Data lines –
* start *

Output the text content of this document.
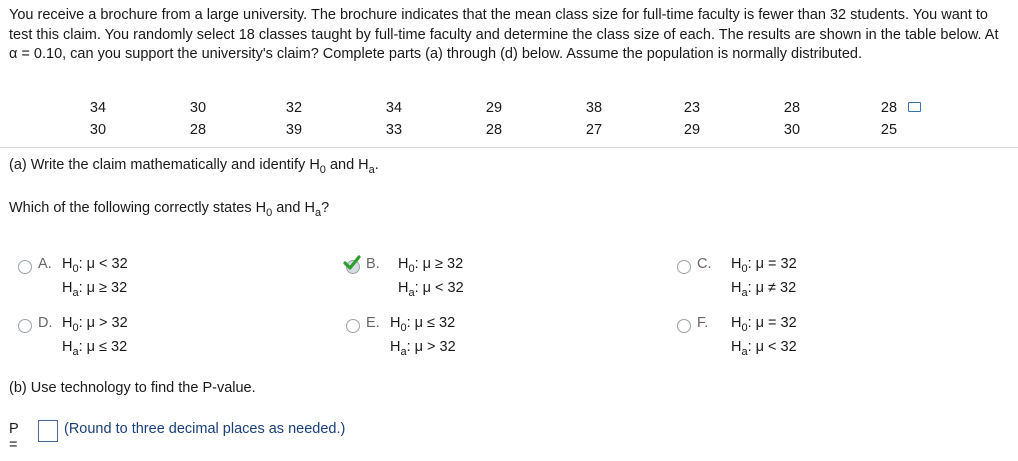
You receive a brochure from a large university. The brochure indicates that the mean class size for full-time faculty is fewer than 32 students. You want to test this claim. You randomly select 18 classes taught by full-time faculty and determine the class size of each. The results are shown in the table below. At α = 0.10, can you support the university's claim? Complete parts (a) through (d) below. Assume the population is normally distributed.
34	30	32	34	29	38	23	28	28
30	28	39	33	28	27	29	30	25
(a) Write the claim mathematically and identify $H_0$ and $H_a$.
Which of the following correctly states $H_0$ and $H_a$?
A. $H_0$: μ < 32
$H_a$: μ ≥ 32
B. $H_0$: μ ≥ 32
$H_a$: μ < 32
C. $H_0$: μ = 32
$H_a$: μ ≠ 32
D. $H_0$: μ > 32
$H_a$: μ ≤ 32
E. $H_0$: μ ≤ 32
$H_a$: μ > 32
F. $H_0$: μ = 32
$H_a$: μ < 32
(b) Use technology to find the P-value.
P =
(Round to three decimal places as needed.)
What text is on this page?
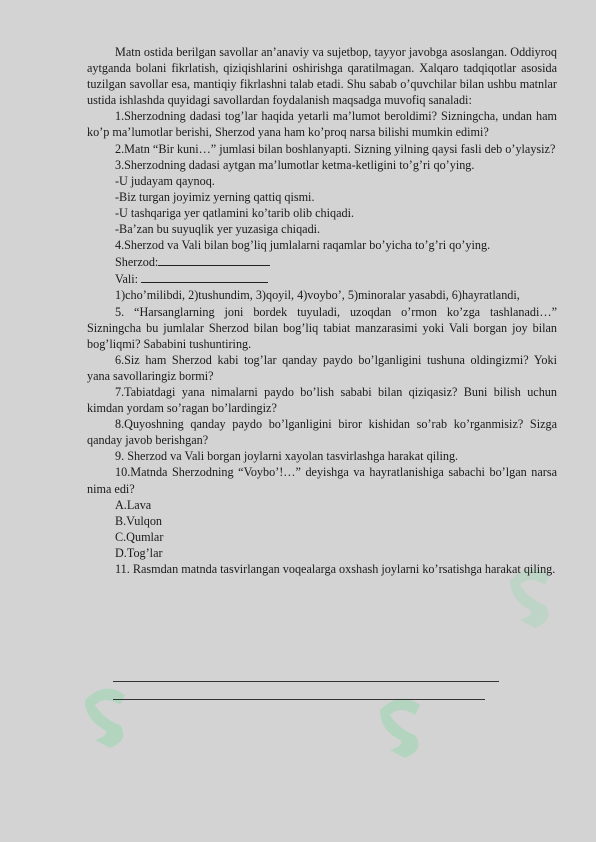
Matn ostida berilgan savollar an’anaviy va sujetbop, tayyor javobga asoslangan. Oddiyroq aytganda bolani fikrlatish, qiziqishlarini oshirishga qaratilmagan. Xalqaro tadqiqotlar asosida tuzilgan savollar esa, mantiqiy fikrlashni talab etadi. Shu sabab o’quvchilar bilan ushbu matnlar ustida ishlashda quyidagi savollardan foydalanish maqsadga muvofiq sanaladi:

1.Sherzodning dadasi tog’lar haqida yetarli ma’lumot beroldimi? Sizningcha, undan ham ko’p ma’lumotlar berishi, Sherzod yana ham ko’proq narsa bilishi mumkin edimi?

2.Matn “Bir kuni…” jumlasi bilan boshlanyapti. Sizning yilning qaysi fasli deb o’ylaysiz?

3.Sherzodning dadasi aytgan ma’lumotlar ketma-ketligini to’g’ri qo’ying.

-U judayam qaynoq.

-Biz turgan joyimiz yerning qattiq qismi.

-U tashqariga yer qatlamini ko’tarib olib chiqadi.

-Ba’zan bu suyuqlik yer yuzasiga chiqadi.

4.Sherzod va Vali bilan bog’liq jumlalarni raqamlar bo’yicha to’g’ri qo’ying.

Sherzod:

Vali:

1)cho’milibdi, 2)tushundim, 3)qoyil, 4)voybo’, 5)minoralar yasabdi, 6)hayratlandi,

5. “Harsanglarning joni bordek tuyuladi, uzoqdan o’rmon ko’zga tashlanadi…” Sizningcha bu jumlalar Sherzod bilan bog’liq tabiat manzarasimi yoki Vali borgan joy bilan bog’liqmi? Sababini tushuntiring.

6.Siz ham Sherzod kabi tog’lar qanday paydo bo’lganligini tushuna oldingizmi? Yoki yana savollaringiz bormi?

7.Tabiatdagi yana nimalarni paydo bo’lish sababi bilan qiziqasiz? Buni bilish uchun kimdan yordam so’ragan bo’lardingiz?

8.Quyoshning qanday paydo bo’lganligini biror kishidan so’rab ko’rganmisiz? Sizga qanday javob berishgan?

9. Sherzod va Vali borgan joylarni xayolan tasvirlashga harakat qiling.

10.Matnda Sherzodning “Voybo’!…” deyishga va hayratlanishiga sabachi bo’lgan narsa nima edi?

A.Lava

B.Vulqon

C.Qumlar

D.Tog’lar

11. Rasmdan matnda tasvirlangan voqealarga oxshash joylarni ko’rsatishga harakat qiling.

* end *

Written request – From the listing above, collect every line that mentions the word "borgan".

Exercise answer –
5. “Harsanglarning joni bordek tuyuladi, uzoqdan o’rmon ko’zga tashlanadi…” Sizningcha bu jumlalar Sherzod bilan bog’liq tabiat manzarasimi yoki Vali borgan joy bilan bog’liqmi? Sababini tushuntiring.
9. Sherzod va Vali borgan joylarni xayolan tasvirlashga harakat qiling.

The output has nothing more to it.